| EXERCISE DIRECTIONS |
Every line of the data must be copied exactly.

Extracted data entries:
_ _ _ _
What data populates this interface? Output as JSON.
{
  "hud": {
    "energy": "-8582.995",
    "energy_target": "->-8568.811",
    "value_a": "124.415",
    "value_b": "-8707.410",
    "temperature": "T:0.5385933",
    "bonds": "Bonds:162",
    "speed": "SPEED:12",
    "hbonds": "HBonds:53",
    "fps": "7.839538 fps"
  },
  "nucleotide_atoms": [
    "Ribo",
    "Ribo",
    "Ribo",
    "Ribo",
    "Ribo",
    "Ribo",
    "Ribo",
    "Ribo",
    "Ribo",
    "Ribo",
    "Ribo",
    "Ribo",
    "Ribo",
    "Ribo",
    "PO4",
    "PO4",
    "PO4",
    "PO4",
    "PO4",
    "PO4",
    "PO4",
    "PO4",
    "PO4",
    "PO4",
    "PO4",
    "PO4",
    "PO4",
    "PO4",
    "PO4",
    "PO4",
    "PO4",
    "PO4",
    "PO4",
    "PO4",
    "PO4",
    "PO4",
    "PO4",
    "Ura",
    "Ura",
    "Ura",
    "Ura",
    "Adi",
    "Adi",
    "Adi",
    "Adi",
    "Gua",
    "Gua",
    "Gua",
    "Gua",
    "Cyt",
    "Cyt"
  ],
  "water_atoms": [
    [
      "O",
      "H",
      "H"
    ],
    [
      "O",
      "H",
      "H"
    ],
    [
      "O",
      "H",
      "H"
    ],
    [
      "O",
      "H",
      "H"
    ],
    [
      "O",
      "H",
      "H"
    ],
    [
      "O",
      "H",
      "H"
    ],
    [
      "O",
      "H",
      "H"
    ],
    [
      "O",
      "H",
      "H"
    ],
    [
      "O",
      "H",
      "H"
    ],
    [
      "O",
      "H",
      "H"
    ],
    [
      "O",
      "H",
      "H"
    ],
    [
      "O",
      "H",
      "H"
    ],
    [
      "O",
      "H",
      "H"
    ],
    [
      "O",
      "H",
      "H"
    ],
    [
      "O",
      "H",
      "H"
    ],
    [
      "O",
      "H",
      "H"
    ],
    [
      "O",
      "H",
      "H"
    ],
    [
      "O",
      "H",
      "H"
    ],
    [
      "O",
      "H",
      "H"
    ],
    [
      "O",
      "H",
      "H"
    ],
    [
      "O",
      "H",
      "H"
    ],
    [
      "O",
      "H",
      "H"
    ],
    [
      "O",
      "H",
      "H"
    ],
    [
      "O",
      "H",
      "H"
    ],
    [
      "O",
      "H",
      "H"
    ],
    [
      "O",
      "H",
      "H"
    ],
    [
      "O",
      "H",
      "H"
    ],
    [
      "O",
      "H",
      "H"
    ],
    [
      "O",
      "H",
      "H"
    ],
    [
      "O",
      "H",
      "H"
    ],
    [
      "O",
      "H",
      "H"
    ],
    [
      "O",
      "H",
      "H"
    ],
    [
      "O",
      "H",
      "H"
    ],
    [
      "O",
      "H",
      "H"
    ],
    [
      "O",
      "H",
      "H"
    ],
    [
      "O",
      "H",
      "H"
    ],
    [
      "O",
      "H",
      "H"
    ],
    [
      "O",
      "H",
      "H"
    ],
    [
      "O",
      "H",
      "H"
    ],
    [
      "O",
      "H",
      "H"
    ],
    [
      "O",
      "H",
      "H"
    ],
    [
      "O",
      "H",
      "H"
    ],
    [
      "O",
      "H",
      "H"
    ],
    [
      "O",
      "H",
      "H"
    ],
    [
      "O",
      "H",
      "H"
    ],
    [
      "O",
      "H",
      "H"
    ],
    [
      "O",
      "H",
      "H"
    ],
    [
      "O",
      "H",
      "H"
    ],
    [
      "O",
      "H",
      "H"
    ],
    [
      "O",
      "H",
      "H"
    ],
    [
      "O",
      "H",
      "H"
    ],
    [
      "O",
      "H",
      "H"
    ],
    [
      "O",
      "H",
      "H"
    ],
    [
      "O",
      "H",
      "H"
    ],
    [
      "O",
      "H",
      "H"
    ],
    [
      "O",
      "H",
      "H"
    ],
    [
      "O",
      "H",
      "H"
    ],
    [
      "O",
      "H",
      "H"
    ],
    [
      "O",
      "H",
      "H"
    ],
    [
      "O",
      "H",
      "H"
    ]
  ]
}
_ _ _ _
| CORRECT OUTPUT |
What data populates this interface? Output as JSON.
{
  "hud": {
    "energy": "-8582.995",
    "energy_target": "->-8568.811",
    "value_a": "124.415",
    "value_b": "-8707.410",
    "temperature": "T:0.5385933",
    "bonds": "Bonds:162",
    "speed": "SPEED:12",
    "hbonds": "HBonds:53",
    "fps": "7.839538 fps"
  },
  "nucleotide_atoms": [
    "Ribo",
    "Ribo",
    "Ribo",
    "Ribo",
    "Ribo",
    "Ribo",
    "Ribo",
    "Ribo",
    "Ribo",
    "Ribo",
    "Ribo",
    "Ribo",
    "Ribo",
    "Ribo",
    "PO4",
    "PO4",
    "PO4",
    "PO4",
    "PO4",
    "PO4",
    "PO4",
    "PO4",
    "PO4",
    "PO4",
    "PO4",
    "PO4",
    "PO4",
    "PO4",
    "PO4",
    "PO4",
    "PO4",
    "PO4",
    "PO4",
    "PO4",
    "PO4",
    "PO4",
    "PO4",
    "Ura",
    "Ura",
    "Ura",
    "Ura",
    "Adi",
    "Adi",
    "Adi",
    "Adi",
    "Gua",
    "Gua",
    "Gua",
    "Gua",
    "Cyt",
    "Cyt"
  ],
  "water_atoms": [
    [
      "O",
      "H",
      "H"
    ],
    [
      "O",
      "H",
      "H"
    ],
    [
      "O",
      "H",
      "H"
    ],
    [
      "O",
      "H",
      "H"
    ],
    [
      "O",
      "H",
      "H"
    ],
    [
      "O",
      "H",
      "H"
    ],
    [
      "O",
      "H",
      "H"
    ],
    [
      "O",
      "H",
      "H"
    ],
    [
      "O",
      "H",
      "H"
    ],
    [
      "O",
      "H",
      "H"
    ],
    [
      "O",
      "H",
      "H"
    ],
    [
      "O",
      "H",
      "H"
    ],
    [
      "O",
      "H",
      "H"
    ],
    [
      "O",
      "H",
      "H"
    ],
    [
      "O",
      "H",
      "H"
    ],
    [
      "O",
      "H",
      "H"
    ],
    [
      "O",
      "H",
      "H"
    ],
    [
      "O",
      "H",
      "H"
    ],
    [
      "O",
      "H",
      "H"
    ],
    [
      "O",
      "H",
      "H"
    ],
    [
      "O",
      "H",
      "H"
    ],
    [
      "O",
      "H",
      "H"
    ],
    [
      "O",
      "H",
      "H"
    ],
    [
      "O",
      "H",
      "H"
    ],
    [
      "O",
      "H",
      "H"
    ],
    [
      "O",
      "H",
      "H"
    ],
    [
      "O",
      "H",
      "H"
    ],
    [
      "O",
      "H",
      "H"
    ],
    [
      "O",
      "H",
      "H"
    ],
    [
      "O",
      "H",
      "H"
    ],
    [
      "O",
      "H",
      "H"
    ],
    [
      "O",
      "H",
      "H"
    ],
    [
      "O",
      "H",
      "H"
    ],
    [
      "O",
      "H",
      "H"
    ],
    [
      "O",
      "H",
      "H"
    ],
    [
      "O",
      "H",
      "H"
    ],
    [
      "O",
      "H",
      "H"
    ],
    [
      "O",
      "H",
      "H"
    ],
    [
      "O",
      "H",
      "H"
    ],
    [
      "O",
      "H",
      "H"
    ],
    [
      "O",
      "H",
      "H"
    ],
    [
      "O",
      "H",
      "H"
    ],
    [
      "O",
      "H",
      "H"
    ],
    [
      "O",
      "H",
      "H"
    ],
    [
      "O",
      "H",
      "H"
    ],
    [
      "O",
      "H",
      "H"
    ],
    [
      "O",
      "H",
      "H"
    ],
    [
      "O",
      "H",
      "H"
    ],
    [
      "O",
      "H",
      "H"
    ],
    [
      "O",
      "H",
      "H"
    ],
    [
      "O",
      "H",
      "H"
    ],
    [
      "O",
      "H",
      "H"
    ],
    [
      "O",
      "H",
      "H"
    ],
    [
      "O",
      "H",
      "H"
    ],
    [
      "O",
      "H",
      "H"
    ],
    [
      "O",
      "H",
      "H"
    ],
    [
      "O",
      "H",
      "H"
    ],
    [
      "O",
      "H",
      "H"
    ],
    [
      "O",
      "H",
      "H"
    ],
    [
      "O",
      "H",
      "H"
    ]
  ]
}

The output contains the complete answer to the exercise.